# Task input start

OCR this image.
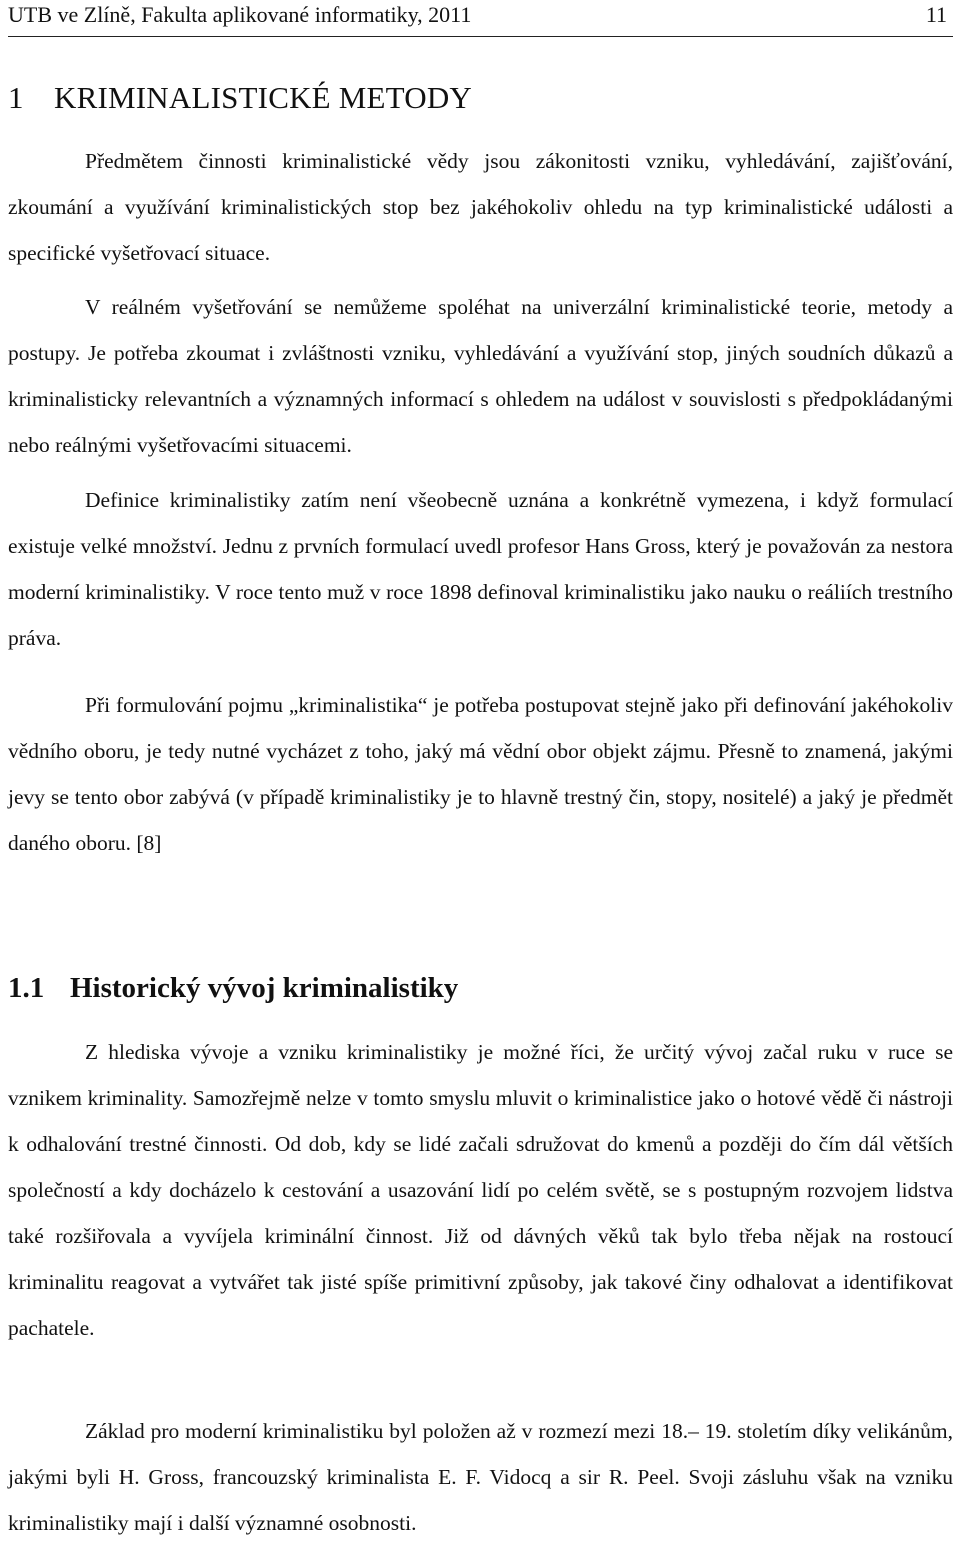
UTB ve Zlíně, Fakulta aplikované informatiky, 2011	11
1 KRIMINALISTICKÉ METODY

Předmětem činnosti kriminalistické vědy jsou zákonitosti vzniku, vyhledávání, zajišťování, zkoumání a využívání kriminalistických stop bez jakéhokoliv ohledu na typ kriminalistické události a specifické vyšetřovací situace.

V reálném vyšetřování se nemůžeme spoléhat na univerzální kriminalistické teorie, metody a postupy. Je potřeba zkoumat i zvláštnosti vzniku, vyhledávání a využívání stop, jiných soudních důkazů a kriminalisticky relevantních a významných informací s ohledem na událost v souvislosti s předpokládanými nebo reálnými vyšetřovacími situacemi.

Definice kriminalistiky zatím není všeobecně uznána a konkrétně vymezena, i když formulací existuje velké množství. Jednu z prvních formulací uvedl profesor Hans Gross, který je považován za nestora moderní kriminalistiky. V roce tento muž v roce 1898 definoval kriminalistiku jako nauku o reáliích trestního práva.

Při formulování pojmu „kriminalistika“ je potřeba postupovat stejně jako při definování jakéhokoliv vědního oboru, je tedy nutné vycházet z toho, jaký má vědní obor objekt zájmu. Přesně to znamená, jakými jevy se tento obor zabývá (v případě kriminalistiky je to hlavně trestný čin, stopy, nositelé) a jaký je předmět daného oboru. [8]

1.1 Historický vývoj kriminalistiky

Z hlediska vývoje a vzniku kriminalistiky je možné říci, že určitý vývoj začal ruku v ruce se vznikem kriminality. Samozřejmě nelze v tomto smyslu mluvit o kriminalistice jako o hotové vědě či nástroji k odhalování trestné činnosti. Od dob, kdy se lidé začali sdružovat do kmenů a později do čím dál větších společností a kdy docházelo k cestování a usazování lidí po celém světě, se s postupným rozvojem lidstva také rozšiřovala a vyvíjela kriminální činnost. Již od dávných věků tak bylo třeba nějak na rostoucí kriminalitu reagovat a vytvářet tak jisté spíše primitivní způsoby, jak takové činy odhalovat a identifikovat pachatele.

Základ pro moderní kriminalistiku byl položen až v rozmezí mezi 18.– 19. stoletím díky velikánům, jakými byli H. Gross, francouzský kriminalista E. F. Vidocq a sir R. Peel. Svoji zásluhu však na vzniku kriminalistiky mají i další významné osobnosti.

# Task input end

(The request): Reproduce each record above by retyping it exactly; omit all images.

(The response):
OCR this image.
UTB ve Zlíně, Fakulta aplikované informatiky, 2011	11
1 KRIMINALISTICKÉ METODY

Předmětem činnosti kriminalistické vědy jsou zákonitosti vzniku, vyhledávání, zajišťování, zkoumání a využívání kriminalistických stop bez jakéhokoliv ohledu na typ kriminalistické události a specifické vyšetřovací situace.

V reálném vyšetřování se nemůžeme spoléhat na univerzální kriminalistické teorie, metody a postupy. Je potřeba zkoumat i zvláštnosti vzniku, vyhledávání a využívání stop, jiných soudních důkazů a kriminalisticky relevantních a významných informací s ohledem na událost v souvislosti s předpokládanými nebo reálnými vyšetřovacími situacemi.

Definice kriminalistiky zatím není všeobecně uznána a konkrétně vymezena, i když formulací existuje velké množství. Jednu z prvních formulací uvedl profesor Hans Gross, který je považován za nestora moderní kriminalistiky. V roce tento muž v roce 1898 definoval kriminalistiku jako nauku o reáliích trestního práva.

Při formulování pojmu „kriminalistika“ je potřeba postupovat stejně jako při definování jakéhokoliv vědního oboru, je tedy nutné vycházet z toho, jaký má vědní obor objekt zájmu. Přesně to znamená, jakými jevy se tento obor zabývá (v případě kriminalistiky je to hlavně trestný čin, stopy, nositelé) a jaký je předmět daného oboru. [8]

1.1 Historický vývoj kriminalistiky

Z hlediska vývoje a vzniku kriminalistiky je možné říci, že určitý vývoj začal ruku v ruce se vznikem kriminality. Samozřejmě nelze v tomto smyslu mluvit o kriminalistice jako o hotové vědě či nástroji k odhalování trestné činnosti. Od dob, kdy se lidé začali sdružovat do kmenů a později do čím dál větších společností a kdy docházelo k cestování a usazování lidí po celém světě, se s postupným rozvojem lidstva také rozšiřovala a vyvíjela kriminální činnost. Již od dávných věků tak bylo třeba nějak na rostoucí kriminalitu reagovat a vytvářet tak jisté spíše primitivní způsoby, jak takové činy odhalovat a identifikovat pachatele.

Základ pro moderní kriminalistiku byl položen až v rozmezí mezi 18.– 19. stoletím díky velikánům, jakými byli H. Gross, francouzský kriminalista E. F. Vidocq a sir R. Peel. Svoji zásluhu však na vzniku kriminalistiky mají i další významné osobnosti.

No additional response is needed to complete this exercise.